Identify every line in the records below that contains the word "kwestionariuszowe", and reproduce each one.

[Records from a dataset]
--- start ---

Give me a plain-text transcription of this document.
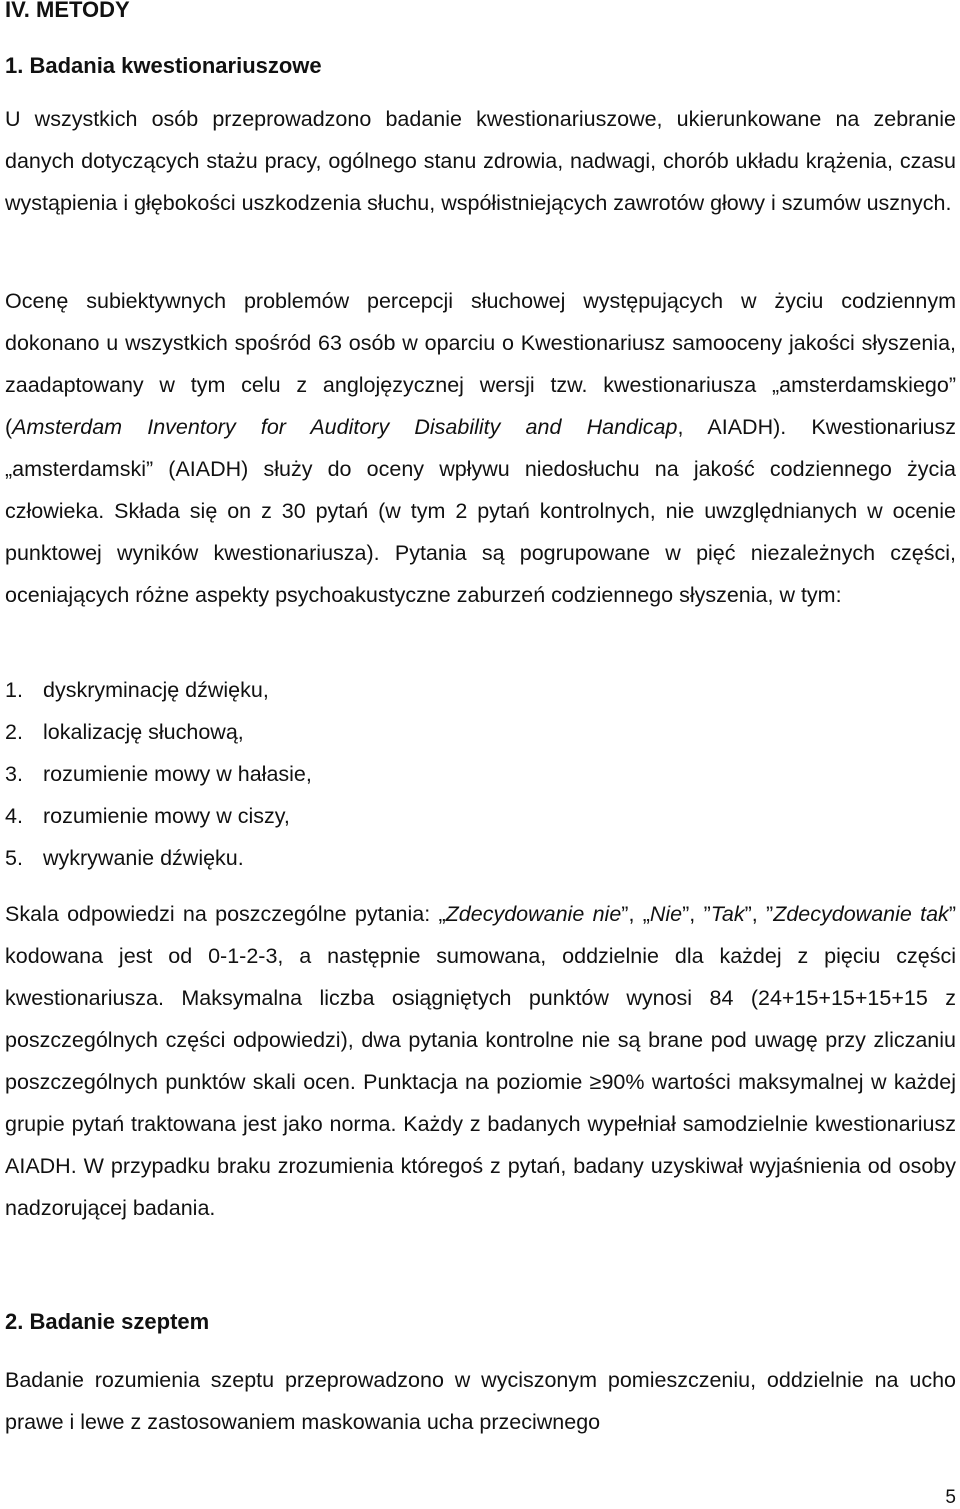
IV. METODY
1. Badania kwestionariuszowe

U wszystkich osób przeprowadzono badanie kwestionariuszowe, ukierunkowane na zebranie danych dotyczących stażu pracy, ogólnego stanu zdrowia, nadwagi, chorób układu krążenia, czasu wystąpienia i głębokości uszkodzenia słuchu, współistniejących zawrotów głowy i szumów usznych.

Ocenę subiektywnych problemów percepcji słuchowej występujących w życiu codziennym dokonano u wszystkich spośród 63 osób w oparciu o Kwestionariusz samooceny jakości słyszenia, zaadaptowany w tym celu z anglojęzycznej wersji tzw. kwestionariusza „amsterdamskiego” (Amsterdam Inventory for Auditory Disability and Handicap, AIADH). Kwestionariusz „amsterdamski” (AIADH) służy do oceny wpływu niedosłuchu na jakość codziennego życia człowieka. Składa się on z 30 pytań (w tym 2 pytań kontrolnych, nie uwzględnianych w ocenie punktowej wyników kwestionariusza). Pytania są pogrupowane w pięć niezależnych części, oceniających różne aspekty psychoakustyczne zaburzeń codziennego słyszenia, w tym:

1. dyskryminację dźwięku,
2. lokalizację słuchową,
3. rozumienie mowy w hałasie,
4. rozumienie mowy w ciszy,
5. wykrywanie dźwięku.

Skala odpowiedzi na poszczególne pytania: „Zdecydowanie nie”, „Nie”, ”Tak”, ”Zdecydowanie tak” kodowana jest od 0-1-2-3, a następnie sumowana, oddzielnie dla każdej z pięciu części kwestionariusza. Maksymalna liczba osiągniętych punktów wynosi 84 (24+15+15+15+15 z poszczególnych części odpowiedzi), dwa pytania kontrolne nie są brane pod uwagę przy zliczaniu poszczególnych punktów skali ocen. Punktacja na poziomie ≥90% wartości maksymalnej w każdej grupie pytań traktowana jest jako norma. Każdy z badanych wypełniał samodzielnie kwestionariusz AIADH. W przypadku braku zrozumienia któregoś z pytań, badany uzyskiwał wyjaśnienia od osoby nadzorującej badania.

2. Badanie szeptem

Badanie rozumienia szeptu przeprowadzono w wyciszonym pomieszczeniu, oddzielnie na ucho prawe i lewe z zastosowaniem maskowania ucha przeciwnego

5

--- end ---

The answer:
1. Badania kwestionariuszowe
U wszystkich osób przeprowadzono badanie kwestionariuszowe, ukierunkowane na zebranie danych dotyczących stażu pracy, ogólnego stanu zdrowia, nadwagi, chorób układu krążenia, czasu wystąpienia i głębokości uszkodzenia słuchu, współistniejących zawrotów głowy i szumów usznych.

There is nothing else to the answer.